**GIVEN REQUEST:**
Using the entries that follow, collect the lines where the word "created" appears.
-- Start of DATASET EXTRACT --
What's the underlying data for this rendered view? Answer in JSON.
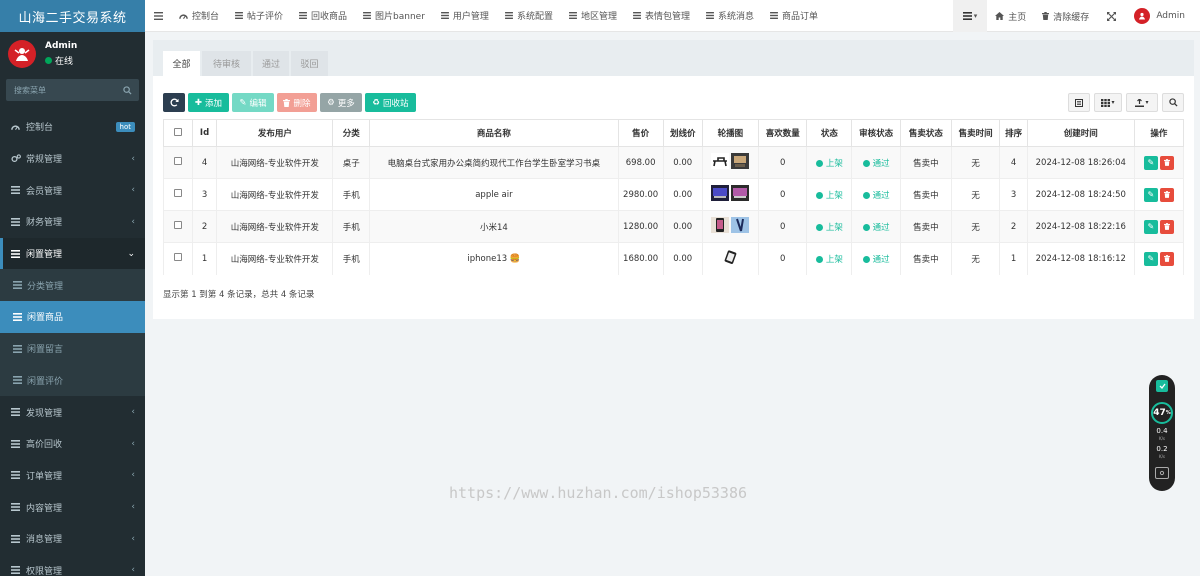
{
  "app": {
    "title": "山海二手交易系统"
  },
  "user": {
    "name": "Admin",
    "status": "在线"
  },
  "search": {
    "placeholder": "搜索菜单"
  },
  "sidebar": {
    "items": [
      {
        "label": "控制台",
        "badge": "hot",
        "icon": "dashboard-icon"
      },
      {
        "label": "常规管理",
        "icon": "cogs-icon"
      },
      {
        "label": "会员管理",
        "icon": "list-icon"
      },
      {
        "label": "财务管理",
        "icon": "list-icon"
      },
      {
        "label": "闲置管理",
        "icon": "list-icon",
        "open": true,
        "children": [
          {
            "label": "分类管理"
          },
          {
            "label": "闲置商品",
            "active": true
          },
          {
            "label": "闲置留言"
          },
          {
            "label": "闲置评价"
          }
        ]
      },
      {
        "label": "发现管理",
        "icon": "list-icon"
      },
      {
        "label": "高价回收",
        "icon": "list-icon"
      },
      {
        "label": "订单管理",
        "icon": "list-icon"
      },
      {
        "label": "内容管理",
        "icon": "list-icon"
      },
      {
        "label": "消息管理",
        "icon": "list-icon"
      },
      {
        "label": "权限管理",
        "icon": "list-icon"
      }
    ]
  },
  "header": {
    "nav": [
      "控制台",
      "帖子评价",
      "回收商品",
      "图片banner",
      "用户管理",
      "系统配置",
      "地区管理",
      "表情包管理",
      "系统消息",
      "商品订单"
    ],
    "right": {
      "home": "主页",
      "clear_cache": "清除缓存",
      "user": "Admin"
    }
  },
  "tabs": [
    "全部",
    "待审核",
    "通过",
    "驳回"
  ],
  "toolbar": {
    "add": "添加",
    "edit": "编辑",
    "delete": "删除",
    "more": "更多",
    "recycle": "回收站"
  },
  "table": {
    "columns": [
      "Id",
      "发布用户",
      "分类",
      "商品名称",
      "售价",
      "划线价",
      "轮播图",
      "喜欢数量",
      "状态",
      "审核状态",
      "售卖状态",
      "售卖时间",
      "排序",
      "创建时间",
      "操作"
    ],
    "rows": [
      {
        "id": "4",
        "user": "山海网络-专业软件开发",
        "category": "桌子",
        "name": "电脑桌台式家用办公桌简约现代工作台学生卧室学习书桌",
        "price": "698.00",
        "orig": "0.00",
        "likes": "0",
        "status": "上架",
        "audit": "通过",
        "sale_status": "售卖中",
        "sale_time": "无",
        "sort": "4",
        "created": "2024-12-08 18:26:04"
      },
      {
        "id": "3",
        "user": "山海网络-专业软件开发",
        "category": "手机",
        "name": "apple air",
        "price": "2980.00",
        "orig": "0.00",
        "likes": "0",
        "status": "上架",
        "audit": "通过",
        "sale_status": "售卖中",
        "sale_time": "无",
        "sort": "3",
        "created": "2024-12-08 18:24:50"
      },
      {
        "id": "2",
        "user": "山海网络-专业软件开发",
        "category": "手机",
        "name": "小米14",
        "price": "1280.00",
        "orig": "0.00",
        "likes": "0",
        "status": "上架",
        "audit": "通过",
        "sale_status": "售卖中",
        "sale_time": "无",
        "sort": "2",
        "created": "2024-12-08 18:22:16"
      },
      {
        "id": "1",
        "user": "山海网络-专业软件开发",
        "category": "手机",
        "name": "iphone13 🍔",
        "price": "1680.00",
        "orig": "0.00",
        "likes": "0",
        "status": "上架",
        "audit": "通过",
        "sale_status": "售卖中",
        "sale_time": "无",
        "sort": "1",
        "created": "2024-12-08 18:16:12"
      }
    ]
  },
  "pagination": {
    "info": "显示第 1 到第 4 条记录，总共 4 条记录"
  },
  "watermark": "https://www.huzhan.com/ishop53386",
  "widget": {
    "percent": "47",
    "percent_unit": "%",
    "up": "0.4",
    "down": "0.2",
    "rate_unit": "K/s"
  },
  "colors": {
    "sidebar": "#222d32",
    "accent": "#3c8dbc",
    "primary": "#2c3e50",
    "success": "#18bc9c",
    "danger": "#e74c3c",
    "header_logo": "#367fa9"
  }
}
-- End of DATASET EXTRACT --
**FULL OUTPUT:**
        "created": "2024-12-08 18:26:04"
        "created": "2024-12-08 18:24:50"
        "created": "2024-12-08 18:22:16"
        "created": "2024-12-08 18:16:12"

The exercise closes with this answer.